== GOAL OF THE EXERCISE ==
Give the data below again exactly as written, without its pictures.

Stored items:
# # #
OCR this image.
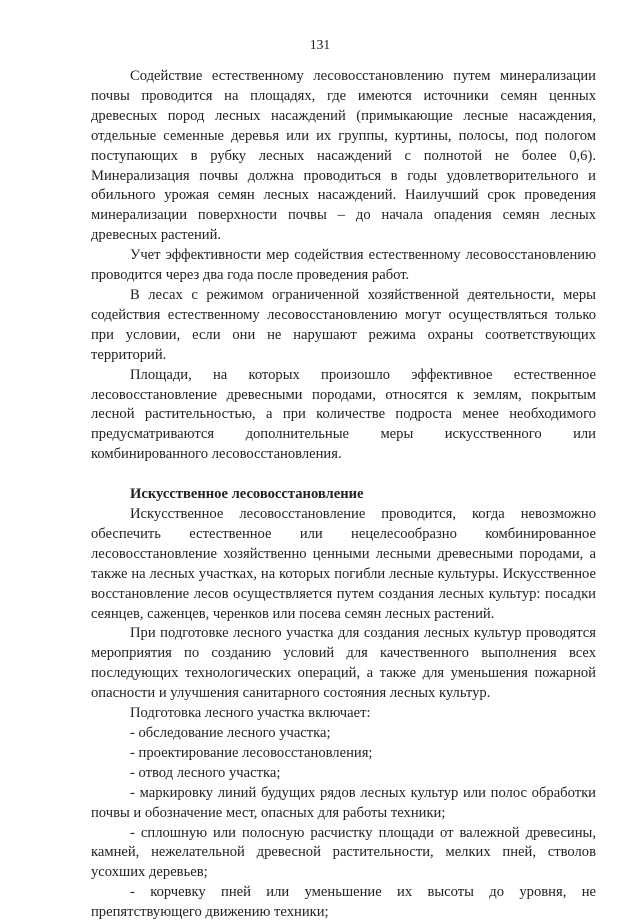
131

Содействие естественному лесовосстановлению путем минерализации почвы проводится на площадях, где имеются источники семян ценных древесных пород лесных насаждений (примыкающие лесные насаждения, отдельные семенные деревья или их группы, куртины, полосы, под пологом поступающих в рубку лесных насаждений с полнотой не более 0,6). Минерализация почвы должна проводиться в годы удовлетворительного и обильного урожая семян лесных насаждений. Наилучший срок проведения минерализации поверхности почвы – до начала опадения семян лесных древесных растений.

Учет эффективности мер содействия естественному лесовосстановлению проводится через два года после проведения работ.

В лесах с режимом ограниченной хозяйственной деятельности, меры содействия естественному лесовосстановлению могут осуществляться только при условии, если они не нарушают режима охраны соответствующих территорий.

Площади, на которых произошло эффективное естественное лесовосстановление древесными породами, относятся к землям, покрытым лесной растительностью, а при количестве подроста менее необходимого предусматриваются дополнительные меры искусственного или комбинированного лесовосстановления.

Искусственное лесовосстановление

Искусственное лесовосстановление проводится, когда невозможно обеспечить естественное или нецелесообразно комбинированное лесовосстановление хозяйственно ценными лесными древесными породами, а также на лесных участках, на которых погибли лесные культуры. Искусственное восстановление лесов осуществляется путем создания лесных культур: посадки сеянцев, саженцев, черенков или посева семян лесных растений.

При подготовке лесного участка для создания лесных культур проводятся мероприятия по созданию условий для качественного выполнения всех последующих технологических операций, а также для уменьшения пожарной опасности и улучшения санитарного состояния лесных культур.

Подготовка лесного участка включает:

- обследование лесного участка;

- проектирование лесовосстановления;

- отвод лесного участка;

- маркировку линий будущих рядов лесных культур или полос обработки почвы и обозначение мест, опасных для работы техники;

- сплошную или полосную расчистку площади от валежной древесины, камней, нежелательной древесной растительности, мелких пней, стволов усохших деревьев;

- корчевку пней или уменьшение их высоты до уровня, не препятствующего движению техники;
# # #
== RESPONSE TO THIS TASK ==
OCR this image.
131

Содействие естественному лесовосстановлению путем минерализации почвы проводится на площадях, где имеются источники семян ценных древесных пород лесных насаждений (примыкающие лесные насаждения, отдельные семенные деревья или их группы, куртины, полосы, под пологом поступающих в рубку лесных насаждений с полнотой не более 0,6). Минерализация почвы должна проводиться в годы удовлетворительного и обильного урожая семян лесных насаждений. Наилучший срок проведения минерализации поверхности почвы – до начала опадения семян лесных древесных растений.

Учет эффективности мер содействия естественному лесовосстановлению проводится через два года после проведения работ.

В лесах с режимом ограниченной хозяйственной деятельности, меры содействия естественному лесовосстановлению могут осуществляться только при условии, если они не нарушают режима охраны соответствующих территорий.

Площади, на которых произошло эффективное естественное лесовосстановление древесными породами, относятся к землям, покрытым лесной растительностью, а при количестве подроста менее необходимого предусматриваются дополнительные меры искусственного или комбинированного лесовосстановления.

Искусственное лесовосстановление

Искусственное лесовосстановление проводится, когда невозможно обеспечить естественное или нецелесообразно комбинированное лесовосстановление хозяйственно ценными лесными древесными породами, а также на лесных участках, на которых погибли лесные культуры. Искусственное восстановление лесов осуществляется путем создания лесных культур: посадки сеянцев, саженцев, черенков или посева семян лесных растений.

При подготовке лесного участка для создания лесных культур проводятся мероприятия по созданию условий для качественного выполнения всех последующих технологических операций, а также для уменьшения пожарной опасности и улучшения санитарного состояния лесных культур.

Подготовка лесного участка включает:

- обследование лесного участка;

- проектирование лесовосстановления;

- отвод лесного участка;

- маркировку линий будущих рядов лесных культур или полос обработки почвы и обозначение мест, опасных для работы техники;

- сплошную или полосную расчистку площади от валежной древесины, камней, нежелательной древесной растительности, мелких пней, стволов усохших деревьев;

- корчевку пней или уменьшение их высоты до уровня, не препятствующего движению техники;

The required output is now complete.